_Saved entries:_

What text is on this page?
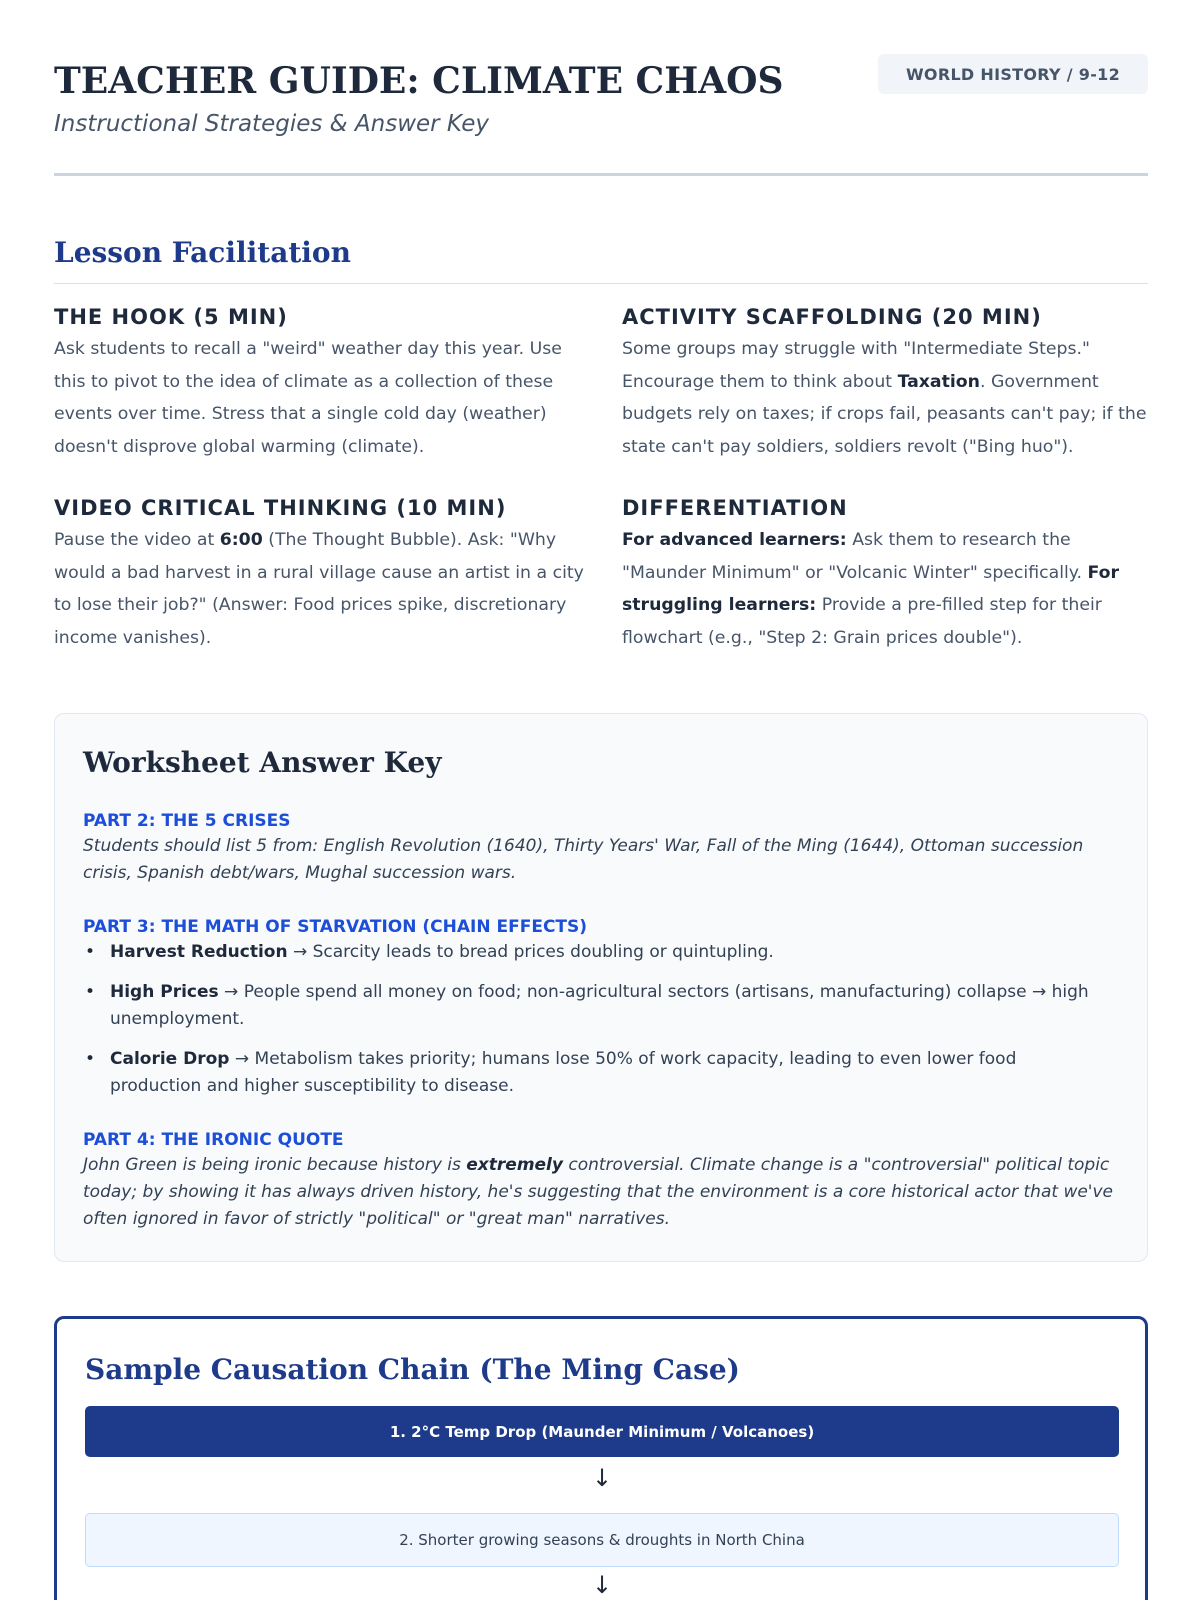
TEACHER GUIDE: CLIMATE CHAOS
Instructional Strategies & Answer Key
WORLD HISTORY / 9-12
Lesson Facilitation
THE HOOK (5 MIN)
Ask students to recall a "weird" weather day this year. Use this to pivot to the idea of climate as a collection of these events over time. Stress that a single cold day (weather) doesn't disprove global warming (climate).
ACTIVITY SCAFFOLDING (20 MIN)
Some groups may struggle with "Intermediate Steps." Encourage them to think about Taxation. Government budgets rely on taxes; if crops fail, peasants can't pay; if the state can't pay soldiers, soldiers revolt ("Bing huo").
VIDEO CRITICAL THINKING (10 MIN)
Pause the video at 6:00 (The Thought Bubble). Ask: "Why would a bad harvest in a rural village cause an artist in a city to lose their job?" (Answer: Food prices spike, discretionary income vanishes).
DIFFERENTIATION
For advanced learners: Ask them to research the "Maunder Minimum" or "Volcanic Winter" specifically. For struggling learners: Provide a pre-filled step for their flowchart (e.g., "Step 2: Grain prices double").
Worksheet Answer Key
PART 2: THE 5 CRISES
Students should list 5 from: English Revolution (1640), Thirty Years' War, Fall of the Ming (1644), Ottoman succession crisis, Spanish debt/wars, Mughal succession wars.
PART 3: THE MATH OF STARVATION (CHAIN EFFECTS)
• Harvest Reduction → Scarcity leads to bread prices doubling or quintupling.
• High Prices → People spend all money on food; non-agricultural sectors (artisans, manufacturing) collapse → high unemployment.
• Calorie Drop → Metabolism takes priority; humans lose 50% of work capacity, leading to even lower food production and higher susceptibility to disease.
PART 4: THE IRONIC QUOTE
John Green is being ironic because history is extremely controversial. Climate change is a "controversial" political topic today; by showing it has always driven history, he's suggesting that the environment is a core historical actor that we've often ignored in favor of strictly "political" or "great man" narratives.
Sample Causation Chain (The Ming Case)
1. 2°C Temp Drop (Maunder Minimum / Volcanoes)
↓
2. Shorter growing seasons & droughts in North China
↓
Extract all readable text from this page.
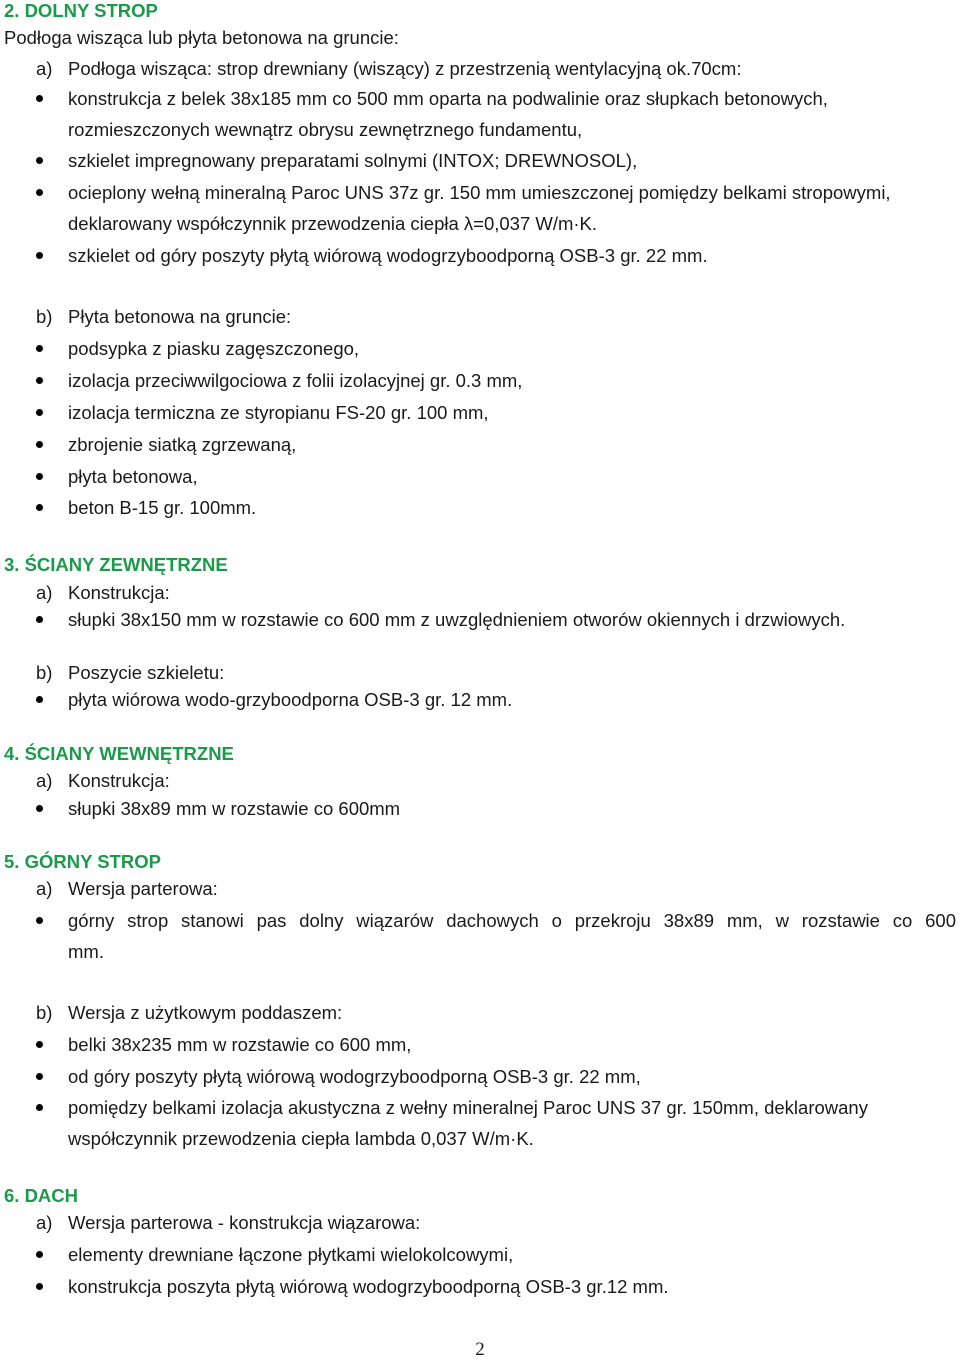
2. DOLNY STROP
Podłoga wisząca lub płyta betonowa na gruncie:
a) Podłoga wisząca: strop drewniany (wiszący) z przestrzenią wentylacyjną ok.70cm:
konstrukcja z belek 38x185 mm co 500 mm oparta na podwalinie oraz słupkach betonowych,
rozmieszczonych wewnątrz obrysu zewnętrznego fundamentu,
szkielet impregnowany preparatami solnymi (INTOX; DREWNOSOL),
ocieplony wełną mineralną Paroc UNS 37z gr. 150 mm umieszczonej pomiędzy belkami stropowymi,
deklarowany współczynnik przewodzenia ciepła λ=0,037 W/m·K.
szkielet od góry poszyty płytą wiórową wodogrzyboodporną OSB-3 gr. 22 mm.
b) Płyta betonowa na gruncie:
podsypka z piasku zagęszczonego,
izolacja przeciwwilgociowa z folii izolacyjnej gr. 0.3 mm,
izolacja termiczna ze styropianu FS-20 gr. 100 mm,
zbrojenie siatką zgrzewaną,
płyta betonowa,
beton B-15 gr. 100mm.
3. ŚCIANY ZEWNĘTRZNE
a) Konstrukcja:
słupki 38x150 mm w rozstawie co 600 mm z uwzględnieniem otworów okiennych i drzwiowych.
b) Poszycie szkieletu:
płyta wiórowa wodo-grzyboodporna OSB-3 gr. 12 mm.
4. ŚCIANY WEWNĘTRZNE
a) Konstrukcja:
słupki 38x89 mm w rozstawie co 600mm
5. GÓRNY STROP
a) Wersja parterowa:
górny strop stanowi pas dolny wiązarów dachowych o przekroju 38x89 mm, w rozstawie co 600
mm.
b) Wersja z użytkowym poddaszem:
belki 38x235 mm w rozstawie co 600 mm,
od góry poszyty płytą wiórową wodogrzyboodporną OSB-3 gr. 22 mm,
pomiędzy belkami izolacja akustyczna z wełny mineralnej Paroc UNS 37 gr. 150mm, deklarowany
współczynnik przewodzenia ciepła lambda 0,037 W/m·K.
6. DACH
a) Wersja parterowa - konstrukcja wiązarowa:
elementy drewniane łączone płytkami wielokolcowymi,
konstrukcja poszyta płytą wiórową wodogrzyboodporną OSB-3 gr.12 mm.
2
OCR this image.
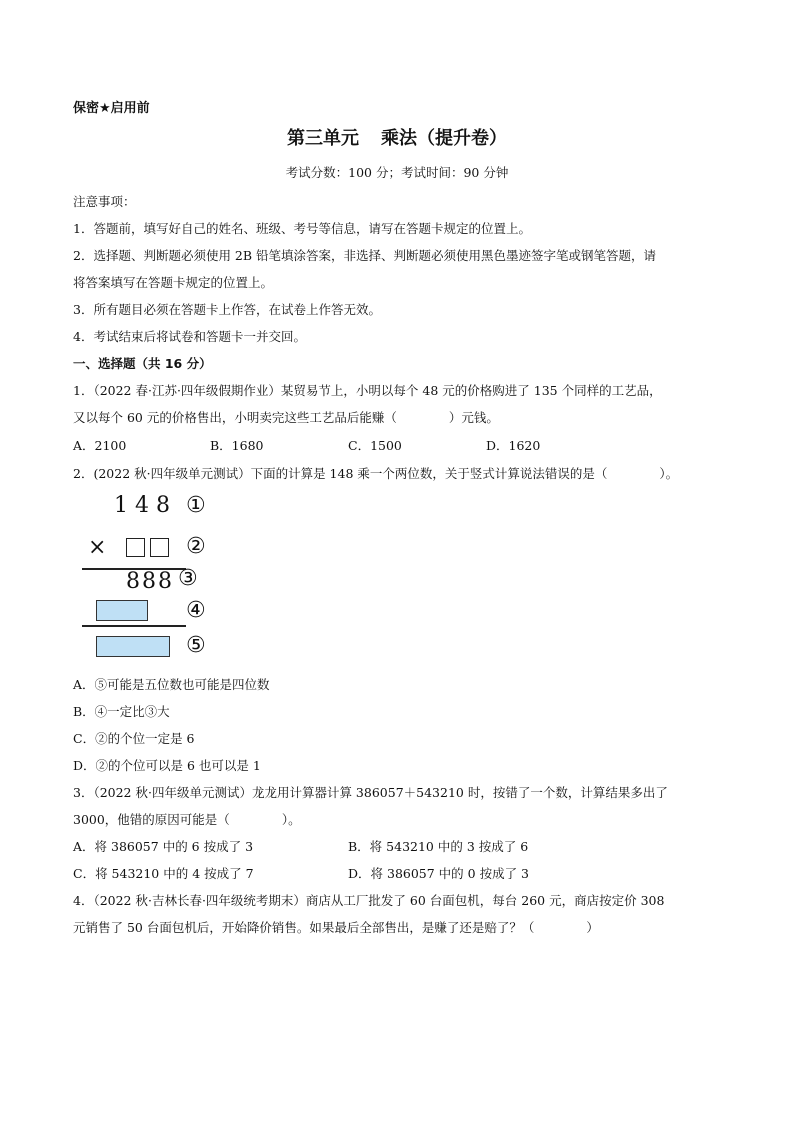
保密★启用前
第三单元 乘法（提升卷）
考试分数：100 分；考试时间：90 分钟
注意事项：
1．答题前，填写好自己的姓名、班级、考号等信息，请写在答题卡规定的位置上。
2．选择题、判断题必须使用 2B 铅笔填涂答案，非选择、判断题必须使用黑色墨迹签字笔或钢笔答题，请
将答案填写在答题卡规定的位置上。
3．所有题目必须在答题卡上作答，在试卷上作答无效。
4．考试结束后将试卷和答题卡一并交回。
一、选择题（共 16 分）
1．（2022 春·江苏·四年级假期作业）某贸易节上，小明以每个 48 元的价格购进了 135 个同样的工艺品，
又以每个 60 元的价格售出，小明卖完这些工艺品后能赚（	）元钱。
A．2100	B．1680	C．1500	D．1620
2．(2022 秋·四年级单元测试）下面的计算是 148 乘一个两位数，关于竖式计算说法错误的是（	）。
1 4 8 ①
×	②
8 8 8 ③
④
⑤
A．⑤可能是五位数也可能是四位数
B．④一定比③大
C．②的个位一定是 6
D．②的个位可以是 6 也可以是 1
3．（2022 秋·四年级单元测试）龙龙用计算器计算 386057＋543210 时，按错了一个数，计算结果多出了
3000，他错的原因可能是（	）。
A．将 386057 中的 6 按成了 3	B．将 543210 中的 3 按成了 6
C．将 543210 中的 4 按成了 7	D．将 386057 中的 0 按成了 3
4．（2022 秋·吉林长春·四年级统考期末）商店从工厂批发了 60 台面包机，每台 260 元，商店按定价 308
元销售了 50 台面包机后，开始降价销售。如果最后全部售出，是赚了还是赔了？（	）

_PROBLEM TO SOLVE:_
From the material above, gather all lines that include the string "Drop" and copy them.

_FINAL ANSWER:_
• Calorie Drop → Metabolism takes priority; humans lose 50% of work capacity, leading to even lower food production and higher susceptibility to disease.
1. 2°C Temp Drop (Maunder Minimum / Volcanoes)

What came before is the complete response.